_Problem_.
Pick out the lines containing "will".

══ Records for the task ══

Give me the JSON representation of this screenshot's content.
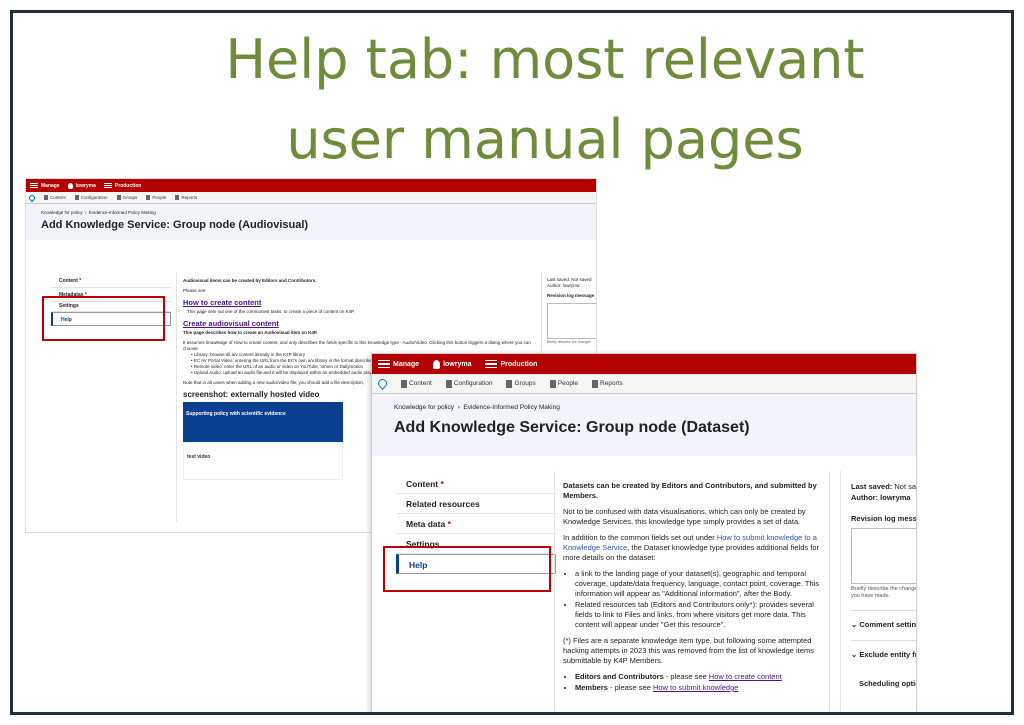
{
  "slide": {
    "title_line1": "Help tab: most relevant",
    "title_line2": "user manual pages"
  },
  "shot1": {
    "toolbar": {
      "manage": "Manage",
      "user": "lowryma",
      "env": "Production"
    },
    "tray": [
      "Content",
      "Configuration",
      "Groups",
      "People",
      "Reports"
    ],
    "breadcrumb": [
      "Knowledge for policy",
      "Evidence-Informed Policy Making"
    ],
    "title": "Add Knowledge Service: Group node (Audiovisual)",
    "tabs": [
      "Content",
      "Metadatas",
      "Settings",
      "Help"
    ],
    "body": {
      "intro": "Audiovisual items can be created by Editors and Contributors.",
      "please_see": "Please see:",
      "link1": "How to create content",
      "link1_desc": "This page sets out one of the commonest tasks: to create a piece of content on K4P.",
      "link2": "Create audiovisual content",
      "link2_desc": "This page describes how to create an Audiovisual item on K4P.",
      "assumes": "It assumes knowledge of How to create content, and only describes the fields specific to this knowledge type - Audio/Video. Clicking this button triggers a dialog where you can choose:",
      "bullets": [
        "Library: browse all a/v content already in the K4P library",
        "EC AV Portal Video: entering the URL from the EC's own a/v library in the format described",
        "Remote video: enter the URL of an audio or video on YouTube, Vimeo or Dailymotion",
        "Upload Audio: upload an audio file and it will be displayed within an embedded audio player"
      ],
      "note": "Note that in all cases when adding a new audio/video file, you should add a file description,",
      "screenshot_heading": "screenshot: externally hosted video",
      "thumb_title": "Supporting policy with scientific evidence",
      "thumb_small": "test video"
    },
    "side": {
      "last_saved": "Last saved: Not saved",
      "author": "Author: lowryma",
      "revision": "Revision log message",
      "hint": "Briefly describe the changes"
    }
  },
  "shot2": {
    "toolbar": {
      "manage": "Manage",
      "user": "lowryma",
      "env": "Production"
    },
    "tray": [
      "Content",
      "Configuration",
      "Groups",
      "People",
      "Reports"
    ],
    "breadcrumb": [
      "Knowledge for policy",
      "Evidence-Informed Policy Making"
    ],
    "title": "Add Knowledge Service: Group node (Dataset)",
    "tabs": [
      {
        "label": "Content",
        "required": "*"
      },
      {
        "label": "Related resources",
        "required": ""
      },
      {
        "label": "Meta data",
        "required": "*"
      },
      {
        "label": "Settings",
        "required": ""
      },
      {
        "label": "Help",
        "required": ""
      }
    ],
    "body": {
      "p1": "Datasets can be created by Editors and Contributors, and submitted by Members.",
      "p2": "Not to be confused with data visualisations, which can only be created by Knowledge Services, this knowledge type simply provides a set of data.",
      "p3_a": "In addition to the common fields set out under ",
      "p3_link": "How to submit knowledge to a Knowledge Service",
      "p3_b": ", the Dataset knowledge type provides additional fields for more details on the dataset:",
      "bullets": [
        "a link to the landing page of your dataset(s), geographic and temporal coverage, update/data frequency, language, contact point, coverage. This information will appear as \"Additional information\", after the Body.",
        "Related resources tab (Editors and Contributors only*): provides several fields to link to Files and links, from where visitors get more data. This content will appear under \"Get this resource\"."
      ],
      "p4": "(*) Files are a separate knowledge item type, but following some attempted hacking attempts in 2023 this was removed from the list of knowledge items submittable by K4P Members.",
      "see1_bold": "Editors and Contributors",
      "see1_text": " - please see ",
      "see1_link": "How to create content",
      "see2_bold": "Members",
      "see2_text": " - please see ",
      "see2_link": "How to submit knowledge"
    },
    "side": {
      "last_saved_label": "Last saved:",
      "last_saved_value": "Not saved",
      "author": "Author: lowryma",
      "revision": "Revision log message",
      "hint": "Briefly describe the changes you have made.",
      "acc1": "Comment settings",
      "acc2": "Exclude entity from",
      "acc3": "Scheduling options"
    }
  }
}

═══

_Solution_.
        "Upload Audio: upload an audio file and it will be displayed within an embedded audio player"
        "a link to the landing page of your dataset(s), geographic and temporal coverage, update/data frequency, language, contact point, coverage. This information will appear as \"Additional information\", after the Body.",
        "Related resources tab (Editors and Contributors only*): provides several fields to link to Files and links, from where visitors get more data. This content will appear under \"Get this resource\"."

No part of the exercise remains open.